>> START RECORDS PROVIDED

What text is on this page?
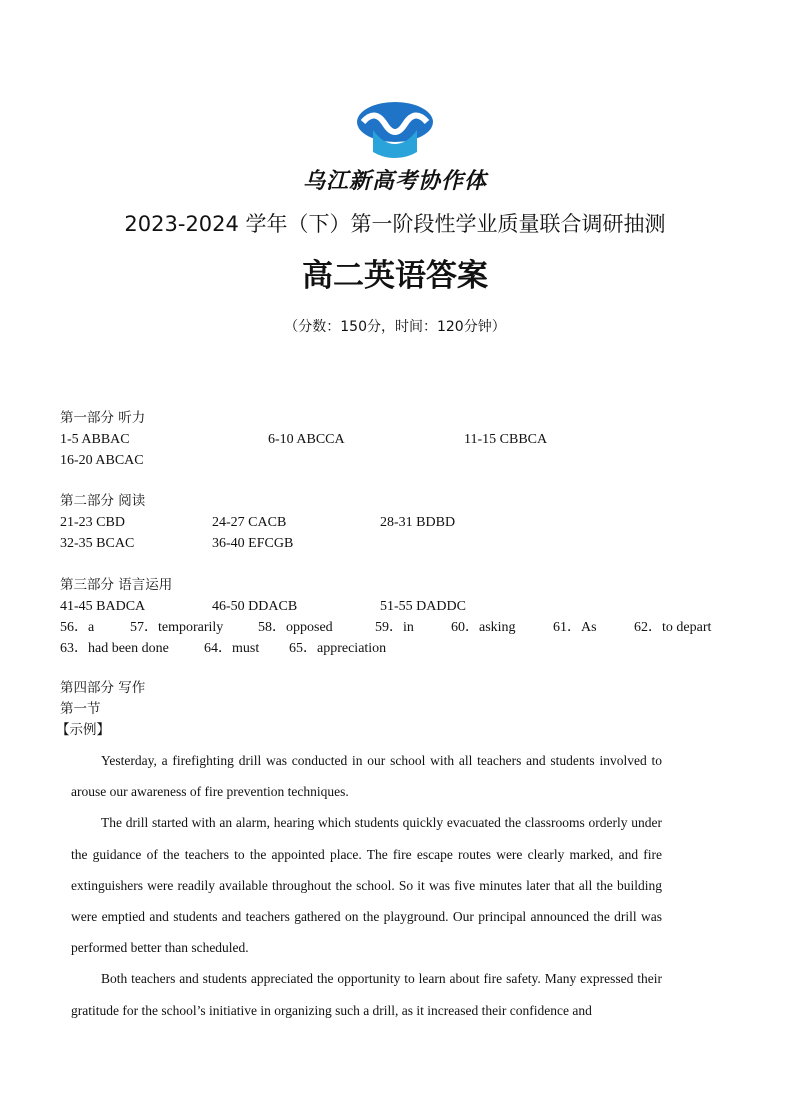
乌江新高考协作体
2023-2024 学年（下）第一阶段性学业质量联合调研抽测
高二英语答案
（分数：150分，时间：120分钟）
第一部分 听力
1-5 ABBAC	6-10 ABCCA	11-15 CBBCA
16-20 ABCAC
第二部分 阅读
21-23 CBD	24-27 CACB	28-31 BDBD
32-35 BCAC	36-40 EFCGB
第三部分 语言运用
41-45 BADCA	46-50 DDACB	51-55 DADDC
56．a	57．temporarily 58．opposed	59．in	60．asking	61．As	62．to depart
63．had been done	64．must 65．appreciation
第四部分 写作
第一节
【示例】

Yesterday, a firefighting drill was conducted in our school with all teachers and students involved to arouse our awareness of fire prevention techniques.

The drill started with an alarm, hearing which students quickly evacuated the classrooms orderly under the guidance of the teachers to the appointed place. The fire escape routes were clearly marked, and fire extinguishers were readily available throughout the school. So it was five minutes later that all the building were emptied and students and teachers gathered on the playground. Our principal announced the drill was performed better than scheduled.

Both teachers and students appreciated the opportunity to learn about fire safety. Many expressed their gratitude for the school’s initiative in organizing such a drill, as it increased their confidence and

>> END RECORDS PROVIDED

REQUIREMENT => Repeat the records above verbatim, with no pictures in the result.

REPLY =>
What text is on this page?
乌江新高考协作体
2023-2024 学年（下）第一阶段性学业质量联合调研抽测
高二英语答案
（分数：150分，时间：120分钟）
第一部分 听力
1-5 ABBAC	6-10 ABCCA	11-15 CBBCA
16-20 ABCAC
第二部分 阅读
21-23 CBD	24-27 CACB	28-31 BDBD
32-35 BCAC	36-40 EFCGB
第三部分 语言运用
41-45 BADCA	46-50 DDACB	51-55 DADDC
56．a	57．temporarily 58．opposed	59．in	60．asking	61．As	62．to depart
63．had been done	64．must 65．appreciation
第四部分 写作
第一节
【示例】

Yesterday, a firefighting drill was conducted in our school with all teachers and students involved to arouse our awareness of fire prevention techniques.

The drill started with an alarm, hearing which students quickly evacuated the classrooms orderly under the guidance of the teachers to the appointed place. The fire escape routes were clearly marked, and fire extinguishers were readily available throughout the school. So it was five minutes later that all the building were emptied and students and teachers gathered on the playground. Our principal announced the drill was performed better than scheduled.

Both teachers and students appreciated the opportunity to learn about fire safety. Many expressed their gratitude for the school’s initiative in organizing such a drill, as it increased their confidence and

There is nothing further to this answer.